**Set problem**.
Repeat the material exactly as it appears.

**Material**.
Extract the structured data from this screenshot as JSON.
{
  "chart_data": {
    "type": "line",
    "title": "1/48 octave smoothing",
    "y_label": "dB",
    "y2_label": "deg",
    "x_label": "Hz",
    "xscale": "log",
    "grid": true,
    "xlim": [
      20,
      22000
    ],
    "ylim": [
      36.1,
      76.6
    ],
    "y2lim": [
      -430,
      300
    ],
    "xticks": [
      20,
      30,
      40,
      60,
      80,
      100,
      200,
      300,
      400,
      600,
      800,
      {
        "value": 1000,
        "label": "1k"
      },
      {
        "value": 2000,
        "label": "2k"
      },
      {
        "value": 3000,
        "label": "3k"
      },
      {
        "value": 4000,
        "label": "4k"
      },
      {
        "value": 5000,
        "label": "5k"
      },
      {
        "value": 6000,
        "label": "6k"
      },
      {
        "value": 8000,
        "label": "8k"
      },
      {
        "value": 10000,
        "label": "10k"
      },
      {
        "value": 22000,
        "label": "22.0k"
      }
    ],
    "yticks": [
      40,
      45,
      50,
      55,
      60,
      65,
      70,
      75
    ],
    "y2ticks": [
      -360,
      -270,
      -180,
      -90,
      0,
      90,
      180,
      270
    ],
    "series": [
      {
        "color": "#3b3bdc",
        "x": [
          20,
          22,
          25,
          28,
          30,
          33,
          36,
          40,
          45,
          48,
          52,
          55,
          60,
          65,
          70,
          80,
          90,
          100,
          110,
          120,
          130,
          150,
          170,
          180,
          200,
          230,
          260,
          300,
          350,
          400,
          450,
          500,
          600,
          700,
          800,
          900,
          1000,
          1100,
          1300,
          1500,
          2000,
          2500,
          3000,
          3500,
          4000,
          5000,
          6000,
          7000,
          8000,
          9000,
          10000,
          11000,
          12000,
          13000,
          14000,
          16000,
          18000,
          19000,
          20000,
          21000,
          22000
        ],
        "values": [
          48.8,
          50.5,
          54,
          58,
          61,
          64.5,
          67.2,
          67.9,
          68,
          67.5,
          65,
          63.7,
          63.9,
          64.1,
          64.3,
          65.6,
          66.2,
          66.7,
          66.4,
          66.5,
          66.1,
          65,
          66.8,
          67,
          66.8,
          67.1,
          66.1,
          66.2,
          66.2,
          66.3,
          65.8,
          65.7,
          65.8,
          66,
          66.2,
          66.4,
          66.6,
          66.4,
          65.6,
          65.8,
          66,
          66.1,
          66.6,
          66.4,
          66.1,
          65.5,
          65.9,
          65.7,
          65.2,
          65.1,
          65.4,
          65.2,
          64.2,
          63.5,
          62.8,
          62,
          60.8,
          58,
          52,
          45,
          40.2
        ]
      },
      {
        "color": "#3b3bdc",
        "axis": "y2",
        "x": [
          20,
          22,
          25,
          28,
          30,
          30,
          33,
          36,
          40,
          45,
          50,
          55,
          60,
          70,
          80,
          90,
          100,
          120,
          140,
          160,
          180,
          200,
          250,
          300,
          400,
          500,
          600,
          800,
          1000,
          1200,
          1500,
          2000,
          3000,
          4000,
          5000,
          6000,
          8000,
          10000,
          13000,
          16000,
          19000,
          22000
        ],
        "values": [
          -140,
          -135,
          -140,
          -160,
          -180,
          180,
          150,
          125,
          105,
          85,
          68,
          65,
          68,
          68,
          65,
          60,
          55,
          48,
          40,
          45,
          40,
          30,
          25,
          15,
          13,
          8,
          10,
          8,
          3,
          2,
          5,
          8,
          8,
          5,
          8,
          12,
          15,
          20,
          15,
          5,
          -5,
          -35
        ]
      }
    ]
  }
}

**Answer in full**.
Extract the structured data from this screenshot as JSON.
{
  "chart_data": {
    "type": "line",
    "title": "1/48 octave smoothing",
    "y_label": "dB",
    "y2_label": "deg",
    "x_label": "Hz",
    "xscale": "log",
    "grid": true,
    "xlim": [
      20,
      22000
    ],
    "ylim": [
      36.1,
      76.6
    ],
    "y2lim": [
      -430,
      300
    ],
    "xticks": [
      20,
      30,
      40,
      60,
      80,
      100,
      200,
      300,
      400,
      600,
      800,
      {
        "value": 1000,
        "label": "1k"
      },
      {
        "value": 2000,
        "label": "2k"
      },
      {
        "value": 3000,
        "label": "3k"
      },
      {
        "value": 4000,
        "label": "4k"
      },
      {
        "value": 5000,
        "label": "5k"
      },
      {
        "value": 6000,
        "label": "6k"
      },
      {
        "value": 8000,
        "label": "8k"
      },
      {
        "value": 10000,
        "label": "10k"
      },
      {
        "value": 22000,
        "label": "22.0k"
      }
    ],
    "yticks": [
      40,
      45,
      50,
      55,
      60,
      65,
      70,
      75
    ],
    "y2ticks": [
      -360,
      -270,
      -180,
      -90,
      0,
      90,
      180,
      270
    ],
    "series": [
      {
        "color": "#3b3bdc",
        "x": [
          20,
          22,
          25,
          28,
          30,
          33,
          36,
          40,
          45,
          48,
          52,
          55,
          60,
          65,
          70,
          80,
          90,
          100,
          110,
          120,
          130,
          150,
          170,
          180,
          200,
          230,
          260,
          300,
          350,
          400,
          450,
          500,
          600,
          700,
          800,
          900,
          1000,
          1100,
          1300,
          1500,
          2000,
          2500,
          3000,
          3500,
          4000,
          5000,
          6000,
          7000,
          8000,
          9000,
          10000,
          11000,
          12000,
          13000,
          14000,
          16000,
          18000,
          19000,
          20000,
          21000,
          22000
        ],
        "values": [
          48.8,
          50.5,
          54,
          58,
          61,
          64.5,
          67.2,
          67.9,
          68,
          67.5,
          65,
          63.7,
          63.9,
          64.1,
          64.3,
          65.6,
          66.2,
          66.7,
          66.4,
          66.5,
          66.1,
          65,
          66.8,
          67,
          66.8,
          67.1,
          66.1,
          66.2,
          66.2,
          66.3,
          65.8,
          65.7,
          65.8,
          66,
          66.2,
          66.4,
          66.6,
          66.4,
          65.6,
          65.8,
          66,
          66.1,
          66.6,
          66.4,
          66.1,
          65.5,
          65.9,
          65.7,
          65.2,
          65.1,
          65.4,
          65.2,
          64.2,
          63.5,
          62.8,
          62,
          60.8,
          58,
          52,
          45,
          40.2
        ]
      },
      {
        "color": "#3b3bdc",
        "axis": "y2",
        "x": [
          20,
          22,
          25,
          28,
          30,
          30,
          33,
          36,
          40,
          45,
          50,
          55,
          60,
          70,
          80,
          90,
          100,
          120,
          140,
          160,
          180,
          200,
          250,
          300,
          400,
          500,
          600,
          800,
          1000,
          1200,
          1500,
          2000,
          3000,
          4000,
          5000,
          6000,
          8000,
          10000,
          13000,
          16000,
          19000,
          22000
        ],
        "values": [
          -140,
          -135,
          -140,
          -160,
          -180,
          180,
          150,
          125,
          105,
          85,
          68,
          65,
          68,
          68,
          65,
          60,
          55,
          48,
          40,
          45,
          40,
          30,
          25,
          15,
          13,
          8,
          10,
          8,
          3,
          2,
          5,
          8,
          8,
          5,
          8,
          12,
          15,
          20,
          15,
          5,
          -5,
          -35
        ]
      }
    ]
  }
}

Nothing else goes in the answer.